:: Problem details ::
Scan the listing and work out how many lines contain the word "Machinisten". Nothing but the number should be given.

========

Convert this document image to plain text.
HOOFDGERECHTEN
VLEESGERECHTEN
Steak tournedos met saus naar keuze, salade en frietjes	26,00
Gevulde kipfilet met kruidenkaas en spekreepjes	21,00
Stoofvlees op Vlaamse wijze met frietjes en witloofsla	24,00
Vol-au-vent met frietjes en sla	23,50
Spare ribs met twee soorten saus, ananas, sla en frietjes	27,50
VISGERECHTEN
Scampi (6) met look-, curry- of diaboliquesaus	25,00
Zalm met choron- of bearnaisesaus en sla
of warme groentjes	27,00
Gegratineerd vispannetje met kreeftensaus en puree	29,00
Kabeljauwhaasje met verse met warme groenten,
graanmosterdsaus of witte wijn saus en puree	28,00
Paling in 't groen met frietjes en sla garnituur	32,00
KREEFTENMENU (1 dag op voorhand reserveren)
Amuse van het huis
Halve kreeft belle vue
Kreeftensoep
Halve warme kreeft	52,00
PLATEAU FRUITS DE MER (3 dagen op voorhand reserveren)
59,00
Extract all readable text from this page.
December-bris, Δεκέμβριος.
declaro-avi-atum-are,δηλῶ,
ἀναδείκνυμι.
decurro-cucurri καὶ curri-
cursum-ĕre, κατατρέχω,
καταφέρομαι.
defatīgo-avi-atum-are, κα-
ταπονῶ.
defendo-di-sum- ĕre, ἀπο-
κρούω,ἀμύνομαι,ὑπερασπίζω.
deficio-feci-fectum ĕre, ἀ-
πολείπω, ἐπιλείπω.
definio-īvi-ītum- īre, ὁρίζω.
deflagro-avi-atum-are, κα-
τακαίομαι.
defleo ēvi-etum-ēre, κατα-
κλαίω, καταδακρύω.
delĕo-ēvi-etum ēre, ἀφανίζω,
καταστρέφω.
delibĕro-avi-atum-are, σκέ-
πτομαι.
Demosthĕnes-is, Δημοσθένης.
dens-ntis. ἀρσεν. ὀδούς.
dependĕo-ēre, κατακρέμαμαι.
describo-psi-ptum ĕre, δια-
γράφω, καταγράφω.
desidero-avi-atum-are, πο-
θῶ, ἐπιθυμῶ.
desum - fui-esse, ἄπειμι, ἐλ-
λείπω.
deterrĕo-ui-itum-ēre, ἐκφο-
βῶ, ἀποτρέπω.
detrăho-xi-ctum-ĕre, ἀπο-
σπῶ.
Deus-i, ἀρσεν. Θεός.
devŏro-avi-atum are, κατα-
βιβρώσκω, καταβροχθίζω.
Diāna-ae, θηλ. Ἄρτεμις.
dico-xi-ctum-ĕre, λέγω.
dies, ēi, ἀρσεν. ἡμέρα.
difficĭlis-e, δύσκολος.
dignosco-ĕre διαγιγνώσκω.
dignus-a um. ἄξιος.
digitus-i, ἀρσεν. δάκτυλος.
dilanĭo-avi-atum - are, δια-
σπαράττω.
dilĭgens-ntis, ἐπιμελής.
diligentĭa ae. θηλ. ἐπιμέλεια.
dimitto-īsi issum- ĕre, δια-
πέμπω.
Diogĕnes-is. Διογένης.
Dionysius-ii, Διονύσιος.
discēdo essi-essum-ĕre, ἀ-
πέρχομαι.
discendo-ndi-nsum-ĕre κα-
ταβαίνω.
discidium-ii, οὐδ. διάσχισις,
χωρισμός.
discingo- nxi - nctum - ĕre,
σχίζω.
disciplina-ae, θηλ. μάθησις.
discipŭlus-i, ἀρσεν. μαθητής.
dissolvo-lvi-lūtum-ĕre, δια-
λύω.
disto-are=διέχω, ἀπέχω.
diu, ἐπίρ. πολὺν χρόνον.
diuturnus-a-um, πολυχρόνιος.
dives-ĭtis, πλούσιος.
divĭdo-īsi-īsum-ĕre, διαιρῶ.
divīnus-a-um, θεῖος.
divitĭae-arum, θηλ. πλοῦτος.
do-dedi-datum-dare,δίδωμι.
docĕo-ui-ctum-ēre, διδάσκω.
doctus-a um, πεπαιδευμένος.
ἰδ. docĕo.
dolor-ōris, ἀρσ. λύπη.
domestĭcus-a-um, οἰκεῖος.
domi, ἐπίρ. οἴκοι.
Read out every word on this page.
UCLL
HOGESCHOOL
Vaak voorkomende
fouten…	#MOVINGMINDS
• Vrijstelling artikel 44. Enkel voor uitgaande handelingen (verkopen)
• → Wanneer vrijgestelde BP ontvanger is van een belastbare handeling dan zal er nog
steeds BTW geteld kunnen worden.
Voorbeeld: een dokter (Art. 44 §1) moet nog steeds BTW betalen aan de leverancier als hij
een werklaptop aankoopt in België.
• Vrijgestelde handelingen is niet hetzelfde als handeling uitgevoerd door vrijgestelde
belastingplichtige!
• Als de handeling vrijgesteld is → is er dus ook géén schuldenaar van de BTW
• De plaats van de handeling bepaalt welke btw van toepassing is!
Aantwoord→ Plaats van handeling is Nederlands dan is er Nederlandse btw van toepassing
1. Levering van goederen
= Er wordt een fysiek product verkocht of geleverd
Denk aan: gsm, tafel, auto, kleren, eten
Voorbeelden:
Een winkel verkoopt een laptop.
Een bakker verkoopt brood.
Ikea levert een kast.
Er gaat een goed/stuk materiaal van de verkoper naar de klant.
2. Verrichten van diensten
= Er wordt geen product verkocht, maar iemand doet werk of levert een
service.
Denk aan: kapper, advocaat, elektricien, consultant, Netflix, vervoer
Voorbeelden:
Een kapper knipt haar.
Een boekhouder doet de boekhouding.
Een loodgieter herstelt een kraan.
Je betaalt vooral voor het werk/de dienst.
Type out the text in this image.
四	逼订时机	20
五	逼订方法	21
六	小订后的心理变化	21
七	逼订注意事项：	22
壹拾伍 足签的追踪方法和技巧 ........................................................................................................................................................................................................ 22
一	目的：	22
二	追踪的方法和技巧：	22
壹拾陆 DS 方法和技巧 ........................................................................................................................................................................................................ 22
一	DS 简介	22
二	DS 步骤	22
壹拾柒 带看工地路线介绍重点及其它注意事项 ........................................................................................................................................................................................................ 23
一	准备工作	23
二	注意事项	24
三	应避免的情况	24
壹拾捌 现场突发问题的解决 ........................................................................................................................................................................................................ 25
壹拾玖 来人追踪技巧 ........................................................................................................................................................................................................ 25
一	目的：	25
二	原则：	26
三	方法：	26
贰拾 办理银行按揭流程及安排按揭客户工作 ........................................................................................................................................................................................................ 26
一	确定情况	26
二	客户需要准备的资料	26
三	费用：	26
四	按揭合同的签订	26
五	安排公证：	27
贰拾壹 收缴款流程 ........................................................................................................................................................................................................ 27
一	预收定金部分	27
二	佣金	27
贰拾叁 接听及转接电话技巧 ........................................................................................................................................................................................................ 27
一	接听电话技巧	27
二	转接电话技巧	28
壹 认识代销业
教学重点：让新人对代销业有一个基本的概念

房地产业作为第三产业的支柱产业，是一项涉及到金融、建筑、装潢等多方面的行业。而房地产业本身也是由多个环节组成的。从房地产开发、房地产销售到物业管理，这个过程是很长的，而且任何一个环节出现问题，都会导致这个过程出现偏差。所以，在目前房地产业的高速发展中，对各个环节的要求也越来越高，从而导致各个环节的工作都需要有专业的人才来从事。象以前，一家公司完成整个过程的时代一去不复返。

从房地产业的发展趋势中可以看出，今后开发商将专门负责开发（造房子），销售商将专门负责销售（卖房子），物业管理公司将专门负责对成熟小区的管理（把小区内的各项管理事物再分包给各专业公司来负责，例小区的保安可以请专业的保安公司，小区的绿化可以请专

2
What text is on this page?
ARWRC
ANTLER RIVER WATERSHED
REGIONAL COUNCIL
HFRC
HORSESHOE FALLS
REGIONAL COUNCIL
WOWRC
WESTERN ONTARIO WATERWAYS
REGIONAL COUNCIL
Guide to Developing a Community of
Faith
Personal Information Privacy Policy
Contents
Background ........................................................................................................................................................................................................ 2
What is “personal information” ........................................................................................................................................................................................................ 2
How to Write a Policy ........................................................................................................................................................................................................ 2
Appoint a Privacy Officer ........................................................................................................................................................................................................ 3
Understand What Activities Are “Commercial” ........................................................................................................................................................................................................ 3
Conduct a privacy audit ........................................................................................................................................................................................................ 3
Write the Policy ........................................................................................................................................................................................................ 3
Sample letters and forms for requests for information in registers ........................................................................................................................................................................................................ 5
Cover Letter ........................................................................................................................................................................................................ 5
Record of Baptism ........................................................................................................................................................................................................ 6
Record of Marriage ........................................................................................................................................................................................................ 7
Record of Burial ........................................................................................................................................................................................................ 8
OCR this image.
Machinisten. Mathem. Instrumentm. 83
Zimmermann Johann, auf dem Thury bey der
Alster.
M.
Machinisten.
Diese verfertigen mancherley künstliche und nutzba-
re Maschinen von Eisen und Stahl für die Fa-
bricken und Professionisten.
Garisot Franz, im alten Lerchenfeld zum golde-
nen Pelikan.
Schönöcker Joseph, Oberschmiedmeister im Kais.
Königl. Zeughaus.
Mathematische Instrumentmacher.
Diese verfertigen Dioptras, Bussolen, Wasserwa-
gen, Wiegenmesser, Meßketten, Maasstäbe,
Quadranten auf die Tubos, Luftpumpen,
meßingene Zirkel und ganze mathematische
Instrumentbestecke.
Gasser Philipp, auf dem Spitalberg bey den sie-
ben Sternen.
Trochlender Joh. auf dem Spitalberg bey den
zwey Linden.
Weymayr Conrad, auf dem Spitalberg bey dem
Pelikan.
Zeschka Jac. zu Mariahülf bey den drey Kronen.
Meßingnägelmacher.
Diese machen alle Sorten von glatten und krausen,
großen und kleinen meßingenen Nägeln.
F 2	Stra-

========

:: Completed task ::
2